Word for word, give the material below again, minus any images.

Dataset entries on figures:
** START **

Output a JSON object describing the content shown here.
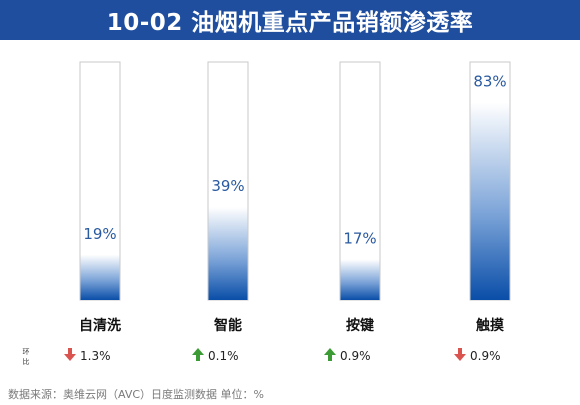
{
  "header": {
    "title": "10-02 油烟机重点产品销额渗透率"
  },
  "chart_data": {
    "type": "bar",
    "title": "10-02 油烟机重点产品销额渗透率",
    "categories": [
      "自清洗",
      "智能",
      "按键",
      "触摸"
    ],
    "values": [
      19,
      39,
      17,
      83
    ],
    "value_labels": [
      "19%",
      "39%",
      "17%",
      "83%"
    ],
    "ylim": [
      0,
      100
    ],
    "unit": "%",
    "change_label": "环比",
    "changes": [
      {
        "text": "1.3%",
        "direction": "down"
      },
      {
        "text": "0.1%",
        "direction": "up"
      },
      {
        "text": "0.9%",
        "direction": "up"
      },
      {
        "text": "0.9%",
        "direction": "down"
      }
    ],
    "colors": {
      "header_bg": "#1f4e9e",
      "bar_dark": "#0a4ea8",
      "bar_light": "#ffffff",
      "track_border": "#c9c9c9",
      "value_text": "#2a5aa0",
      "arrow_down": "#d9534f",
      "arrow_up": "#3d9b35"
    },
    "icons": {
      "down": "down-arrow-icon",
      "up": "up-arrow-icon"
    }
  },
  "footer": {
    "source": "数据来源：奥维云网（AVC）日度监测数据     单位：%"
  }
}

** END **

• **PROBLEM SOLUTION**
Output a JSON object describing the content shown here.
{
  "header": {
    "title": "10-02 油烟机重点产品销额渗透率"
  },
  "chart_data": {
    "type": "bar",
    "title": "10-02 油烟机重点产品销额渗透率",
    "categories": [
      "自清洗",
      "智能",
      "按键",
      "触摸"
    ],
    "values": [
      19,
      39,
      17,
      83
    ],
    "value_labels": [
      "19%",
      "39%",
      "17%",
      "83%"
    ],
    "ylim": [
      0,
      100
    ],
    "unit": "%",
    "change_label": "环比",
    "changes": [
      {
        "text": "1.3%",
        "direction": "down"
      },
      {
        "text": "0.1%",
        "direction": "up"
      },
      {
        "text": "0.9%",
        "direction": "up"
      },
      {
        "text": "0.9%",
        "direction": "down"
      }
    ],
    "colors": {
      "header_bg": "#1f4e9e",
      "bar_dark": "#0a4ea8",
      "bar_light": "#ffffff",
      "track_border": "#c9c9c9",
      "value_text": "#2a5aa0",
      "arrow_down": "#d9534f",
      "arrow_up": "#3d9b35"
    },
    "icons": {
      "down": "down-arrow-icon",
      "up": "up-arrow-icon"
    }
  },
  "footer": {
    "source": "数据来源：奥维云网（AVC）日度监测数据     单位：%"
  }
}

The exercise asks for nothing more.